* **Records for the task**

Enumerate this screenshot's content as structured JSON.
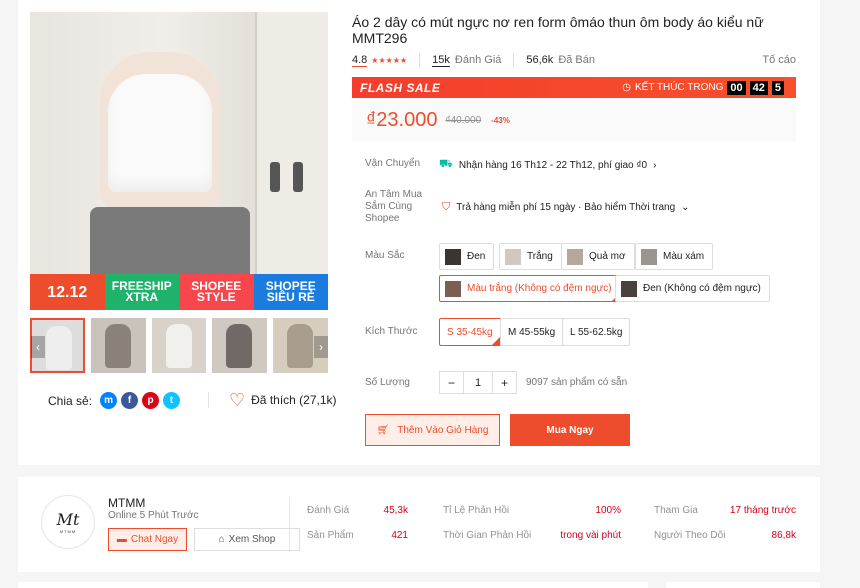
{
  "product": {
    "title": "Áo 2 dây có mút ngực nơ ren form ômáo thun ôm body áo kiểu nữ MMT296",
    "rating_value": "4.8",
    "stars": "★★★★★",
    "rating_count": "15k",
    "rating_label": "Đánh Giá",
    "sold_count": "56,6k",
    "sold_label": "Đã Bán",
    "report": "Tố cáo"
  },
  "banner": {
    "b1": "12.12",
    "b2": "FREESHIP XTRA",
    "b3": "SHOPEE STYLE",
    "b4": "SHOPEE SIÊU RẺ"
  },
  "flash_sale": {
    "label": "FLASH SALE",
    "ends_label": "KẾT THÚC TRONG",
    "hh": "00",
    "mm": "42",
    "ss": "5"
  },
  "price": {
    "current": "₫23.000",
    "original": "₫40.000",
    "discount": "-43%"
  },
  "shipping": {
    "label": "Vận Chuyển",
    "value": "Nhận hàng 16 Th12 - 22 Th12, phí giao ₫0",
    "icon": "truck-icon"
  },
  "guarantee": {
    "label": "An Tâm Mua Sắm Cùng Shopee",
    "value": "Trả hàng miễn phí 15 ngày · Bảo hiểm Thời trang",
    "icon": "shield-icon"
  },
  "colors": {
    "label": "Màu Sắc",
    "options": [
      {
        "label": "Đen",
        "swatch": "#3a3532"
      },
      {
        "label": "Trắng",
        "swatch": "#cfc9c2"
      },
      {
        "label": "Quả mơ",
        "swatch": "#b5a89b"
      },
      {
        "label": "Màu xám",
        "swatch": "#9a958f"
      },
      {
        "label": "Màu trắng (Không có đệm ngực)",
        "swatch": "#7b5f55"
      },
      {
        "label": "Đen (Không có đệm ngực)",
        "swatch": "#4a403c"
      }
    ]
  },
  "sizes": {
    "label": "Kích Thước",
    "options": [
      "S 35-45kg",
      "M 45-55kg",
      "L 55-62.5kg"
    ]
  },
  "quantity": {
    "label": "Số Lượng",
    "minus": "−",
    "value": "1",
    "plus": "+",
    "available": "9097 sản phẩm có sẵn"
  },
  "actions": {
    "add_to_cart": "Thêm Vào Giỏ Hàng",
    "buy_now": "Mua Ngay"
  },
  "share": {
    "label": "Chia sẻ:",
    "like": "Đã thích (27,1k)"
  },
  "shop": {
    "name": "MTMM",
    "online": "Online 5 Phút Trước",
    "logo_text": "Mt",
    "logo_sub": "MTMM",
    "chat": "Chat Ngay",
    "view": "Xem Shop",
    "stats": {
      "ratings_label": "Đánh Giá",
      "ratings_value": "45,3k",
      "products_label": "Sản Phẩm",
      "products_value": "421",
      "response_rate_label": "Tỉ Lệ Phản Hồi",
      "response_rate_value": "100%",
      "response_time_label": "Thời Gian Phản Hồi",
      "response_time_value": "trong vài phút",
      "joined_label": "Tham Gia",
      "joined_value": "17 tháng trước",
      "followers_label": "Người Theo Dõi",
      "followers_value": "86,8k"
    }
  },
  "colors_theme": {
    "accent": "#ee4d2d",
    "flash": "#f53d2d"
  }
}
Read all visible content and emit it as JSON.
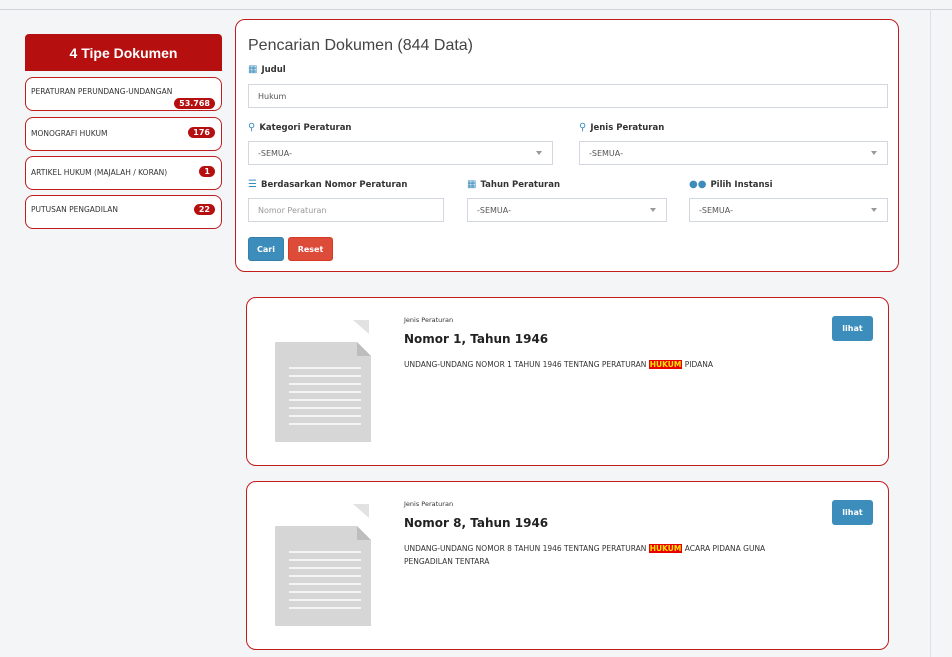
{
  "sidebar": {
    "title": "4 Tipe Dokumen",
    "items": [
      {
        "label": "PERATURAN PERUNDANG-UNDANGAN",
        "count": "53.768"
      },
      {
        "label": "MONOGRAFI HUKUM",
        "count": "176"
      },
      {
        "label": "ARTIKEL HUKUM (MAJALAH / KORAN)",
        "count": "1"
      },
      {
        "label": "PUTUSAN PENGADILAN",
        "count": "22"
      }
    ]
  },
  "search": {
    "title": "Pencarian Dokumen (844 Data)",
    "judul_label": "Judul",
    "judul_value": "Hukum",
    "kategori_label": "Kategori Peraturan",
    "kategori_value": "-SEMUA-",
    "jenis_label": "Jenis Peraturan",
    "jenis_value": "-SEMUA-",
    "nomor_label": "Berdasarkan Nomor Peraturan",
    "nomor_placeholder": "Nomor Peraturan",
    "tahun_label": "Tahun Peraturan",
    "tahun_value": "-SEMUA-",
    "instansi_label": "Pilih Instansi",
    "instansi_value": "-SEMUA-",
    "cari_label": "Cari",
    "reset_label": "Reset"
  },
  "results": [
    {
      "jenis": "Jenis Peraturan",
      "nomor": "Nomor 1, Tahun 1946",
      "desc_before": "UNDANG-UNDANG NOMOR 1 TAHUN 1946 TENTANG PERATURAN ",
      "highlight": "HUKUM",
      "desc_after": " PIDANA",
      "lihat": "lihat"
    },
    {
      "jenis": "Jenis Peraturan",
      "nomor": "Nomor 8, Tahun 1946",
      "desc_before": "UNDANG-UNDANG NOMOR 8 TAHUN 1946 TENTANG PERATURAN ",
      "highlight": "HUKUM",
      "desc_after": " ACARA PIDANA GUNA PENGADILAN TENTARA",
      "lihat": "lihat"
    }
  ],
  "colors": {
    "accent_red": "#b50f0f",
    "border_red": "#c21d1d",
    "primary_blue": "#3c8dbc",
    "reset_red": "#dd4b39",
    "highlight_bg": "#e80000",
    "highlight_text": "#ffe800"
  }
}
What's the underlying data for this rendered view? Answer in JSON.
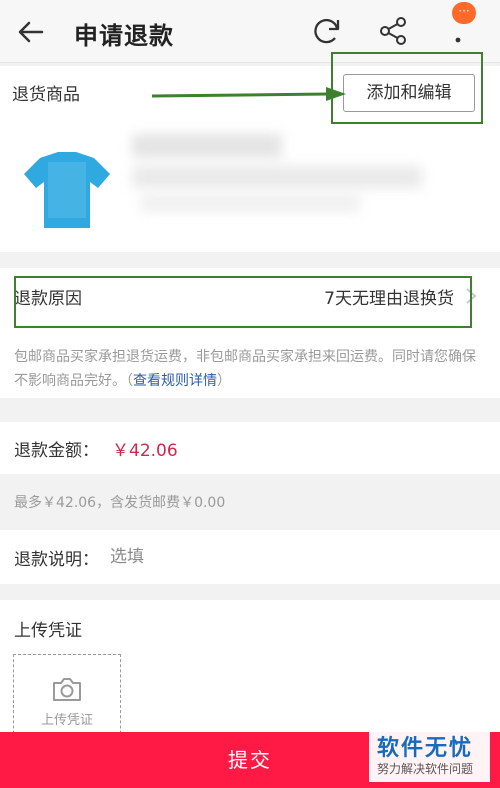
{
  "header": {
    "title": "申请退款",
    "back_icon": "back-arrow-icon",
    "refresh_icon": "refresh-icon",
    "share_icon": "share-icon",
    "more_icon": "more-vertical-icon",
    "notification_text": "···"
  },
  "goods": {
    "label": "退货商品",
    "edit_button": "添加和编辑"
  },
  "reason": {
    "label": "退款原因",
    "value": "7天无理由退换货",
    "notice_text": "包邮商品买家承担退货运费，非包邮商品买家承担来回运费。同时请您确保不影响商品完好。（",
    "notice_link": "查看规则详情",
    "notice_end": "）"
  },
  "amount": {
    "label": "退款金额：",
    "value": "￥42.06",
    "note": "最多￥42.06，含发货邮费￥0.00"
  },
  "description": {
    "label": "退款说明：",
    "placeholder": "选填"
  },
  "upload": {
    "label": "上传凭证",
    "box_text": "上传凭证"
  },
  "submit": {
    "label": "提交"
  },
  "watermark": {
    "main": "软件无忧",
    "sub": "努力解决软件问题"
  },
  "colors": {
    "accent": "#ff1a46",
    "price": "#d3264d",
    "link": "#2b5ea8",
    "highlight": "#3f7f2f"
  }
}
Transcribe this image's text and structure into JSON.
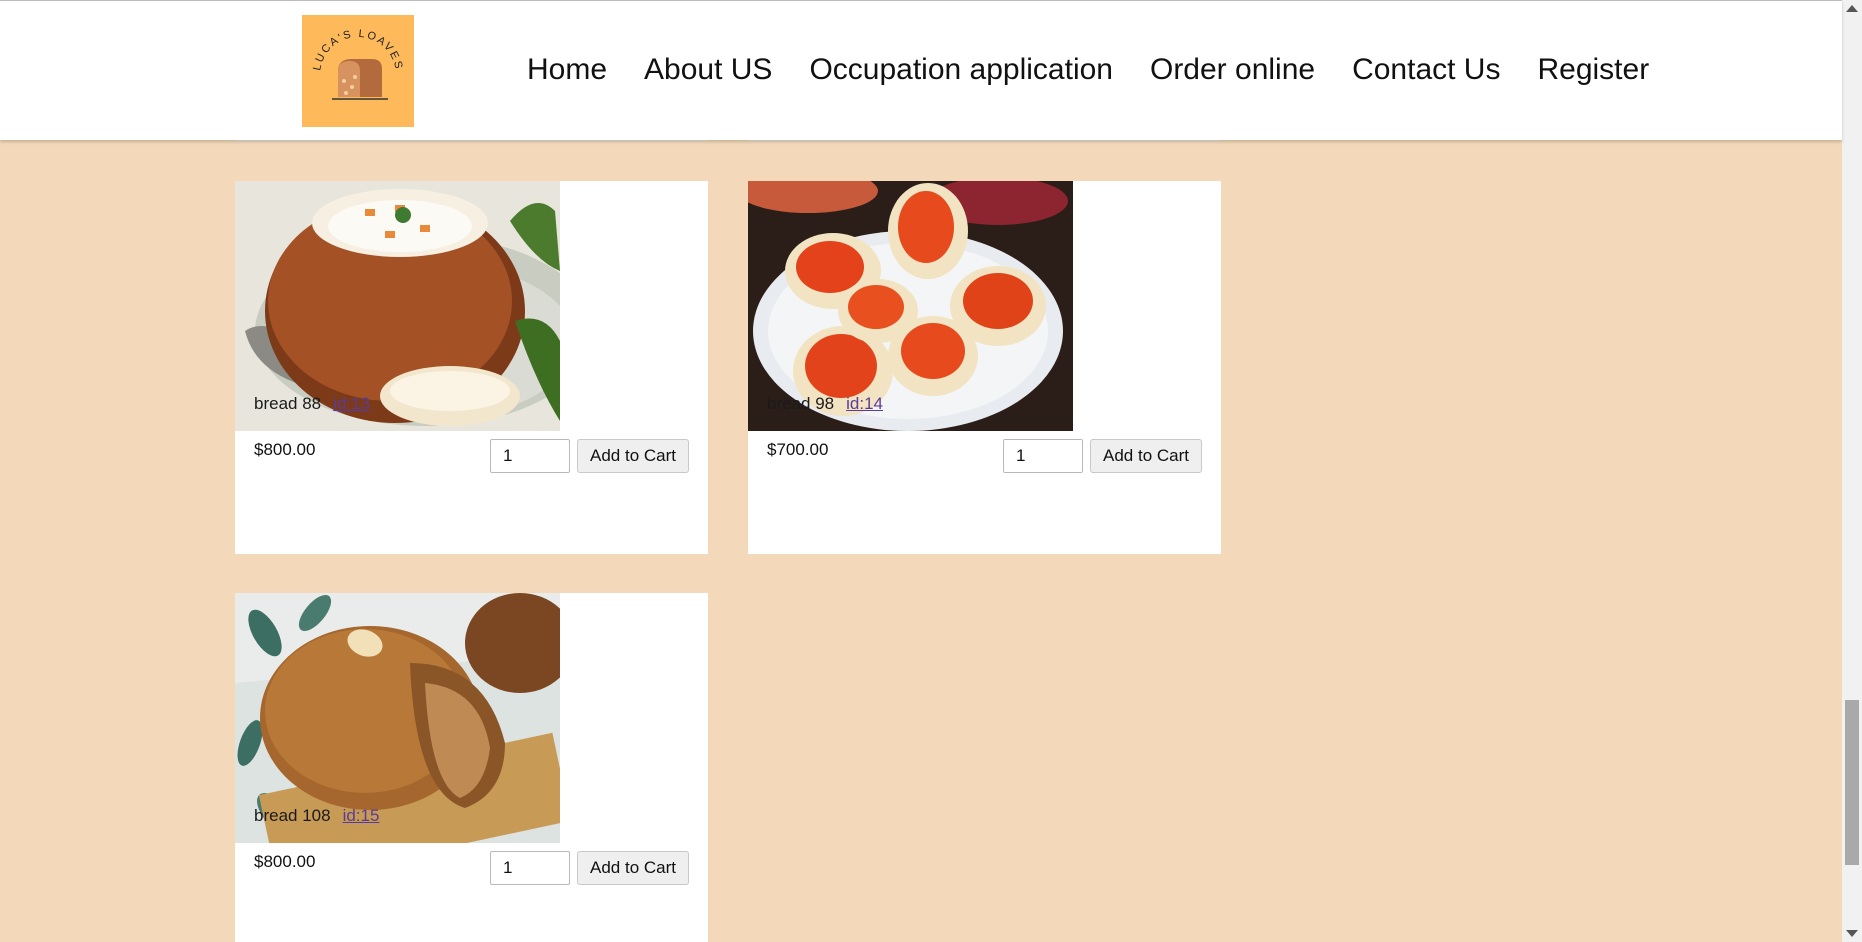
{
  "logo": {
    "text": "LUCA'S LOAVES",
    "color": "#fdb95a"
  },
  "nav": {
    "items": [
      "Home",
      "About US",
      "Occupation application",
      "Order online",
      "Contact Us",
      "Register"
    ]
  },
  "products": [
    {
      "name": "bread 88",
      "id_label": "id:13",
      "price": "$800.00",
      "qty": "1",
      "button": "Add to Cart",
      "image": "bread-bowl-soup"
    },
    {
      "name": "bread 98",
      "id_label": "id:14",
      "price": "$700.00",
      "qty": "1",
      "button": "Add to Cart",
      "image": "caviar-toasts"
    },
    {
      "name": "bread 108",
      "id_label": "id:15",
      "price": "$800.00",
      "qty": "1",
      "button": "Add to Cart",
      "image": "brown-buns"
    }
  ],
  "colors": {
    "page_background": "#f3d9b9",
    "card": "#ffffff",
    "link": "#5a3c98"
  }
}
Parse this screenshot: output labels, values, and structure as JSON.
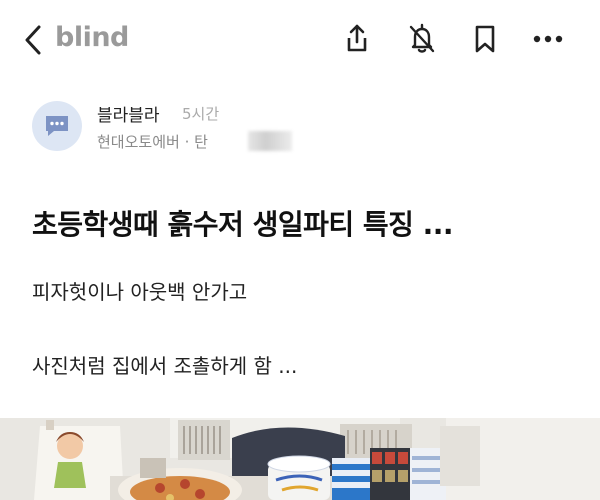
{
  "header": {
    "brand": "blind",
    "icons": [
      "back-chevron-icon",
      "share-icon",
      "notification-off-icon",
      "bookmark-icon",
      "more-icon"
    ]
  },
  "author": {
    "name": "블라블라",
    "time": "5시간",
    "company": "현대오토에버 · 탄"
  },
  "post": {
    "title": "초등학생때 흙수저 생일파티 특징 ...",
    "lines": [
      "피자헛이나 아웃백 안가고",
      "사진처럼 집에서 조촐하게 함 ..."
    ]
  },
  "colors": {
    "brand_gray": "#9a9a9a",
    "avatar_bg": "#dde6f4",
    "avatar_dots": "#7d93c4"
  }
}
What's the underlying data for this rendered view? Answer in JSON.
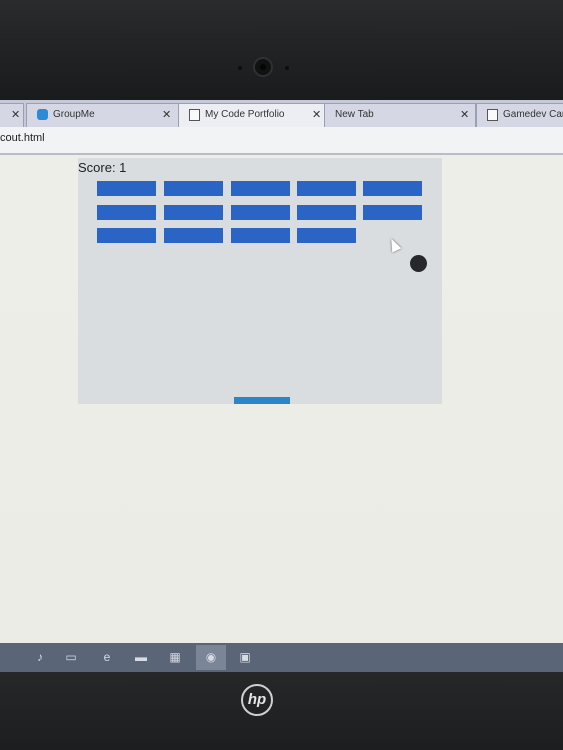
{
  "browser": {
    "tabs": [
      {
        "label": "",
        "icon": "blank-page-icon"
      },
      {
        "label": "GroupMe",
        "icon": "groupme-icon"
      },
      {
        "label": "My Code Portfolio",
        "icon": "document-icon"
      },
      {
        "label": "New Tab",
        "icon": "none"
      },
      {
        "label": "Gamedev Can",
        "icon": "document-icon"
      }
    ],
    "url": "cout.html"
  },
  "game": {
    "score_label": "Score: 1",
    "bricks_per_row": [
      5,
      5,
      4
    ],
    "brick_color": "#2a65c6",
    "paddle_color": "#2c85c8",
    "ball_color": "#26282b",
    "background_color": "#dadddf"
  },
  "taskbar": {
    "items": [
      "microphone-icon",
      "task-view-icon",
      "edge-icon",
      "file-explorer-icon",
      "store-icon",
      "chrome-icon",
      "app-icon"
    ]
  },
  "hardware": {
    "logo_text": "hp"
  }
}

* **Task requirements**
Count every line above that holds the word "TENTANG", and state the number and nothing more.

* **Worked solution**
2